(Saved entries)
>> START

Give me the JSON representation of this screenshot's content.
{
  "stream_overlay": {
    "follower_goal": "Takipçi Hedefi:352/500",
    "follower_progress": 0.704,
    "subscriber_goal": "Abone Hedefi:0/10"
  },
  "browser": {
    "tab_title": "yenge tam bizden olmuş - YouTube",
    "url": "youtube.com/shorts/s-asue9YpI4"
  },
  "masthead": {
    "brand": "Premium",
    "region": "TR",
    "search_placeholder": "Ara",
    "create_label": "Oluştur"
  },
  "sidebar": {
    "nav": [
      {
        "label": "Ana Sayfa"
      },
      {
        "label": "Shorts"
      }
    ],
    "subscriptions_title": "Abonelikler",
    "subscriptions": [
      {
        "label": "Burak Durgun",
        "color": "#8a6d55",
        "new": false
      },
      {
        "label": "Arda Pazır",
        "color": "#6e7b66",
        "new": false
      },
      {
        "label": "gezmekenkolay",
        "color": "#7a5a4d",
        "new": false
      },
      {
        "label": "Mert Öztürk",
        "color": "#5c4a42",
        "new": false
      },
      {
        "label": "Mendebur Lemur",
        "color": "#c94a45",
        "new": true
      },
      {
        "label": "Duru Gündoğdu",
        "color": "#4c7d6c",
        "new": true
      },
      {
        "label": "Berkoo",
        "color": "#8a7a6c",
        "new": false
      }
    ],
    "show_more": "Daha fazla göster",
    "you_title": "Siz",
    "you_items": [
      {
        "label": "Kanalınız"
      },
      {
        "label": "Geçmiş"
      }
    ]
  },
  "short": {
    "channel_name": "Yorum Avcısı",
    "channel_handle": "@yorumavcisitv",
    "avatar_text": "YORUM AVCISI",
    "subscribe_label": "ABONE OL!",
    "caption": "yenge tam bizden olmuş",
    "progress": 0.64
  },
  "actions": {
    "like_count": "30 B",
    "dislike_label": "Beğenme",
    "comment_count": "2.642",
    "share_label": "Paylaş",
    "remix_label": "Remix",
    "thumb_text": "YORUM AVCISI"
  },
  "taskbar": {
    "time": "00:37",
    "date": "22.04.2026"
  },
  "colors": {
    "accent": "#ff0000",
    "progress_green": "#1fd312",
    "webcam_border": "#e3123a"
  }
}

>> END

**WHAT TO DO**
Repeat the material above exactly.

**COMPLETED EXERCISE**
Give me the JSON representation of this screenshot's content.
{
  "stream_overlay": {
    "follower_goal": "Takipçi Hedefi:352/500",
    "follower_progress": 0.704,
    "subscriber_goal": "Abone Hedefi:0/10"
  },
  "browser": {
    "tab_title": "yenge tam bizden olmuş - YouTube",
    "url": "youtube.com/shorts/s-asue9YpI4"
  },
  "masthead": {
    "brand": "Premium",
    "region": "TR",
    "search_placeholder": "Ara",
    "create_label": "Oluştur"
  },
  "sidebar": {
    "nav": [
      {
        "label": "Ana Sayfa"
      },
      {
        "label": "Shorts"
      }
    ],
    "subscriptions_title": "Abonelikler",
    "subscriptions": [
      {
        "label": "Burak Durgun",
        "color": "#8a6d55",
        "new": false
      },
      {
        "label": "Arda Pazır",
        "color": "#6e7b66",
        "new": false
      },
      {
        "label": "gezmekenkolay",
        "color": "#7a5a4d",
        "new": false
      },
      {
        "label": "Mert Öztürk",
        "color": "#5c4a42",
        "new": false
      },
      {
        "label": "Mendebur Lemur",
        "color": "#c94a45",
        "new": true
      },
      {
        "label": "Duru Gündoğdu",
        "color": "#4c7d6c",
        "new": true
      },
      {
        "label": "Berkoo",
        "color": "#8a7a6c",
        "new": false
      }
    ],
    "show_more": "Daha fazla göster",
    "you_title": "Siz",
    "you_items": [
      {
        "label": "Kanalınız"
      },
      {
        "label": "Geçmiş"
      }
    ]
  },
  "short": {
    "channel_name": "Yorum Avcısı",
    "channel_handle": "@yorumavcisitv",
    "avatar_text": "YORUM AVCISI",
    "subscribe_label": "ABONE OL!",
    "caption": "yenge tam bizden olmuş",
    "progress": 0.64
  },
  "actions": {
    "like_count": "30 B",
    "dislike_label": "Beğenme",
    "comment_count": "2.642",
    "share_label": "Paylaş",
    "remix_label": "Remix",
    "thumb_text": "YORUM AVCISI"
  },
  "taskbar": {
    "time": "00:37",
    "date": "22.04.2026"
  },
  "colors": {
    "accent": "#ff0000",
    "progress_green": "#1fd312",
    "webcam_border": "#e3123a"
  }
}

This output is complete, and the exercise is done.